> _What is asked_
Pick out the lines below with "számos" and list them.

> _Given records_
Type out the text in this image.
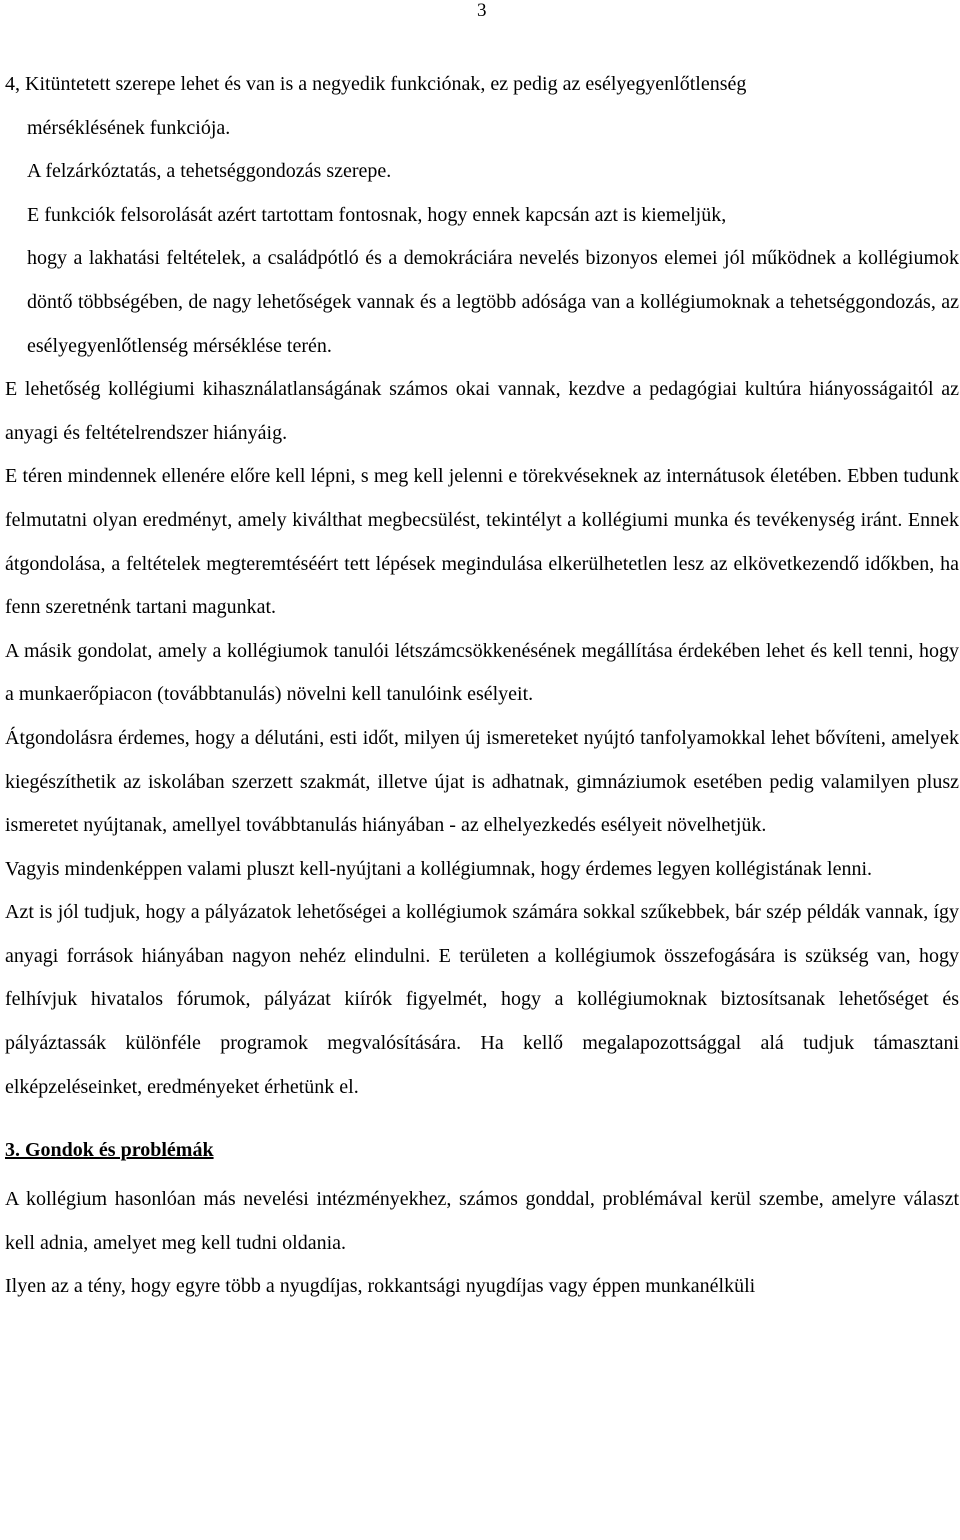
3

4, Kitüntetett szerepe lehet és van is a negyedik funkciónak, ez pedig az esélyegyenlőtlenség

mérséklésének funkciója.

A felzárkóztatás, a tehetséggondozás szerepe.

E funkciók felsorolását azért tartottam fontosnak, hogy ennek kapcsán azt is kiemeljük,

hogy a lakhatási feltételek, a családpótló és a demokráciára nevelés bizonyos elemei jól működnek a kollégiumok döntő többségében, de nagy lehetőségek vannak és a legtöbb adósága van a kollégiumoknak a tehetséggondozás, az esélyegyenlőtlenség mérséklése terén.

E lehetőség kollégiumi kihasználatlanságának számos okai vannak, kezdve a pedagógiai kultúra hiányosságaitól az anyagi és feltételrendszer hiányáig.

E téren mindennek ellenére előre kell lépni, s meg kell jelenni e törekvéseknek az internátusok életében. Ebben tudunk felmutatni olyan eredményt, amely kiválthat megbecsülést, tekintélyt a kollégiumi munka és tevékenység iránt. Ennek átgondolása, a feltételek megteremtéséért tett lépések megindulása elkerülhetetlen lesz az elkövetkezendő időkben, ha fenn szeretnénk tartani magunkat.

A másik gondolat, amely a kollégiumok tanulói létszámcsökkenésének megállítása érdekében lehet és kell tenni, hogy a munkaerőpiacon (továbbtanulás) növelni kell tanulóink esélyeit.

Átgondolásra érdemes, hogy a délutáni, esti időt, milyen új ismereteket nyújtó tanfolyamokkal lehet bővíteni, amelyek kiegészíthetik az iskolában szerzett szakmát, illetve újat is adhatnak, gimnáziumok esetében pedig valamilyen plusz ismeretet nyújtanak, amellyel továbbtanulás hiányában - az elhelyezkedés esélyeit növelhetjük.

Vagyis mindenképpen valami pluszt kell-nyújtani a kollégiumnak, hogy érdemes legyen kollégistának lenni.

Azt is jól tudjuk, hogy a pályázatok lehetőségei a kollégiumok számára sokkal szűkebbek, bár szép példák vannak, így anyagi források hiányában nagyon nehéz elindulni. E területen a kollégiumok összefogására is szükség van, hogy felhívjuk hivatalos fórumok, pályázat kiírók figyelmét, hogy a kollégiumoknak biztosítsanak lehetőséget és pályáztassák különféle programok megvalósítására. Ha kellő megalapozottsággal alá tudjuk támasztani elképzeléseinket, eredményeket érhetünk el.

3. Gondok és problémák

A kollégium hasonlóan más nevelési intézményekhez, számos gonddal, problémával kerül szembe, amelyre választ kell adnia, amelyet meg kell tudni oldania.

Ilyen az a tény, hogy egyre több a nyugdíjas, rokkantsági nyugdíjas vagy éppen munkanélküli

> _Problem solution_
E lehetőség kollégiumi kihasználatlanságának számos okai vannak, kezdve a pedagógiai kultúra hiányosságaitól az anyagi és feltételrendszer hiányáig.
A kollégium hasonlóan más nevelési intézményekhez, számos gonddal, problémával kerül szembe, amelyre választ kell adnia, amelyet meg kell tudni oldania.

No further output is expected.